BEGIN DATA FOR THIS TASK

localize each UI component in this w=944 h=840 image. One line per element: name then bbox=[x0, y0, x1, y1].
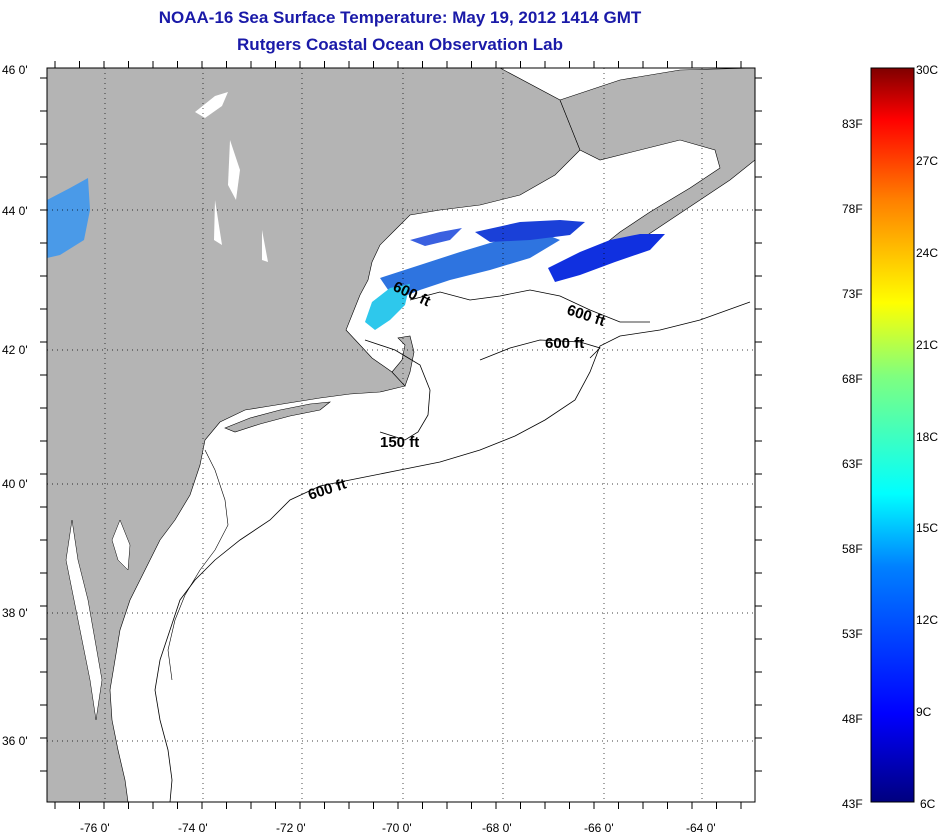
lake bbox=[262, 230, 268, 262]
graticule bbox=[47, 68, 755, 802]
colorbar-c-label: 6C bbox=[920, 797, 936, 811]
lon-label: -64 0' bbox=[686, 821, 716, 835]
lat-label: 40 0' bbox=[2, 477, 28, 491]
lat-label: 46 0' bbox=[2, 63, 28, 77]
contour-label: 150 ft bbox=[380, 434, 419, 451]
sst-patch-gulf-maine-north bbox=[475, 220, 585, 242]
lat-label: 44 0' bbox=[2, 204, 28, 218]
lon-label: -72 0' bbox=[276, 821, 306, 835]
lake bbox=[228, 140, 240, 200]
lon-label: -74 0' bbox=[178, 821, 208, 835]
inner-shelf-line bbox=[167, 449, 229, 681]
colorbar-c-label: 18C bbox=[916, 430, 938, 444]
contour-600ft-shelf bbox=[154, 301, 751, 802]
colorbar-c-label: 9C bbox=[916, 705, 932, 719]
sst-patch-maine-coast bbox=[410, 228, 462, 246]
contour-600ft-gulf bbox=[409, 289, 650, 323]
sst-patch-cape-cod-bay bbox=[365, 284, 410, 330]
colorbar-f-label: 83F bbox=[842, 117, 863, 131]
colorbar-c-label: 27C bbox=[916, 154, 938, 168]
sst-patch-gulf-maine-west bbox=[380, 232, 560, 300]
colorbar-c-label: 15C bbox=[916, 521, 938, 535]
colorbar-f-label: 43F bbox=[842, 797, 863, 811]
map-subtitle: Rutgers Coastal Ocean Observation Lab bbox=[237, 35, 563, 54]
lon-label: -66 0' bbox=[584, 821, 614, 835]
land-us-mainland bbox=[47, 68, 581, 802]
colorbar-f-label: 73F bbox=[842, 287, 863, 301]
axis-ticks bbox=[40, 61, 762, 809]
sst-patch-lake-ontario bbox=[47, 178, 90, 258]
contour-600ft-georges bbox=[479, 339, 601, 361]
colorbar-c-label: 30C bbox=[916, 63, 938, 77]
colorbar-f-label: 63F bbox=[842, 457, 863, 471]
colorbar-f-label: 78F bbox=[842, 202, 863, 216]
colorbar-f-label: 53F bbox=[842, 627, 863, 641]
lat-label: 38 0' bbox=[2, 606, 28, 620]
lat-label: 42 0' bbox=[2, 343, 28, 357]
colorbar-f-label: 58F bbox=[842, 542, 863, 556]
colorbar-f-label: 48F bbox=[842, 712, 863, 726]
lon-label: -68 0' bbox=[482, 821, 512, 835]
contour-150ft bbox=[364, 339, 431, 441]
chesapeake-bay bbox=[65, 519, 103, 721]
map-title: NOAA-16 Sea Surface Temperature: May 19,… bbox=[158, 8, 642, 27]
colorbar-c-label: 24C bbox=[916, 246, 938, 260]
colorbar bbox=[870, 67, 915, 803]
land-long-island bbox=[224, 401, 331, 433]
sst-patch-bay-of-fundy bbox=[548, 234, 665, 282]
colorbar-f-label: 68F bbox=[842, 372, 863, 386]
lat-label: 36 0' bbox=[2, 734, 28, 748]
map-frame bbox=[46, 67, 756, 803]
colorbar-c-label: 21C bbox=[916, 338, 938, 352]
lake bbox=[195, 92, 228, 118]
lake bbox=[214, 200, 222, 245]
delaware-bay bbox=[111, 519, 131, 571]
contour-label: 600 ft bbox=[545, 335, 584, 352]
lon-label: -76 0' bbox=[80, 821, 110, 835]
lon-label: -70 0' bbox=[382, 821, 412, 835]
colorbar-c-label: 12C bbox=[916, 613, 938, 627]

END DATA FOR THIS TASK

- PROMPT
Copy out every line of the entries above word for word, leaving out the pictures.

- SOLUTION TO THIS EXERCISE
localize each UI component in this w=944 h=840 image. One line per element: name then bbox=[x0, y0, x1, y1].
lake bbox=[262, 230, 268, 262]
graticule bbox=[47, 68, 755, 802]
colorbar-c-label: 6C bbox=[920, 797, 936, 811]
lon-label: -64 0' bbox=[686, 821, 716, 835]
lat-label: 40 0' bbox=[2, 477, 28, 491]
lat-label: 46 0' bbox=[2, 63, 28, 77]
contour-label: 150 ft bbox=[380, 434, 419, 451]
sst-patch-gulf-maine-north bbox=[475, 220, 585, 242]
lat-label: 44 0' bbox=[2, 204, 28, 218]
lon-label: -72 0' bbox=[276, 821, 306, 835]
lake bbox=[228, 140, 240, 200]
lon-label: -74 0' bbox=[178, 821, 208, 835]
inner-shelf-line bbox=[167, 449, 229, 681]
colorbar-c-label: 18C bbox=[916, 430, 938, 444]
contour-600ft-shelf bbox=[154, 301, 751, 802]
colorbar-c-label: 9C bbox=[916, 705, 932, 719]
sst-patch-maine-coast bbox=[410, 228, 462, 246]
contour-600ft-gulf bbox=[409, 289, 650, 323]
sst-patch-cape-cod-bay bbox=[365, 284, 410, 330]
colorbar-f-label: 83F bbox=[842, 117, 863, 131]
colorbar-c-label: 27C bbox=[916, 154, 938, 168]
sst-patch-gulf-maine-west bbox=[380, 232, 560, 300]
colorbar-c-label: 15C bbox=[916, 521, 938, 535]
colorbar-f-label: 43F bbox=[842, 797, 863, 811]
map-subtitle: Rutgers Coastal Ocean Observation Lab bbox=[237, 35, 563, 54]
lon-label: -66 0' bbox=[584, 821, 614, 835]
land-us-mainland bbox=[47, 68, 581, 802]
colorbar-f-label: 73F bbox=[842, 287, 863, 301]
axis-ticks bbox=[40, 61, 762, 809]
sst-patch-lake-ontario bbox=[47, 178, 90, 258]
contour-600ft-georges bbox=[479, 339, 601, 361]
colorbar-c-label: 30C bbox=[916, 63, 938, 77]
colorbar-f-label: 63F bbox=[842, 457, 863, 471]
colorbar-f-label: 78F bbox=[842, 202, 863, 216]
colorbar-f-label: 53F bbox=[842, 627, 863, 641]
lat-label: 38 0' bbox=[2, 606, 28, 620]
lat-label: 42 0' bbox=[2, 343, 28, 357]
colorbar-f-label: 58F bbox=[842, 542, 863, 556]
colorbar-f-label: 48F bbox=[842, 712, 863, 726]
lon-label: -68 0' bbox=[482, 821, 512, 835]
contour-150ft bbox=[364, 339, 431, 441]
chesapeake-bay bbox=[65, 519, 103, 721]
map-title: NOAA-16 Sea Surface Temperature: May 19,… bbox=[158, 8, 642, 27]
colorbar-c-label: 24C bbox=[916, 246, 938, 260]
colorbar bbox=[870, 67, 915, 803]
land-long-island bbox=[224, 401, 331, 433]
sst-patch-bay-of-fundy bbox=[548, 234, 665, 282]
colorbar-f-label: 68F bbox=[842, 372, 863, 386]
lat-label: 36 0' bbox=[2, 734, 28, 748]
map-frame bbox=[46, 67, 756, 803]
colorbar-c-label: 21C bbox=[916, 338, 938, 352]
lake bbox=[195, 92, 228, 118]
lake bbox=[214, 200, 222, 245]
delaware-bay bbox=[111, 519, 131, 571]
contour-label: 600 ft bbox=[545, 335, 584, 352]
lon-label: -76 0' bbox=[80, 821, 110, 835]
lon-label: -70 0' bbox=[382, 821, 412, 835]
colorbar-c-label: 12C bbox=[916, 613, 938, 627]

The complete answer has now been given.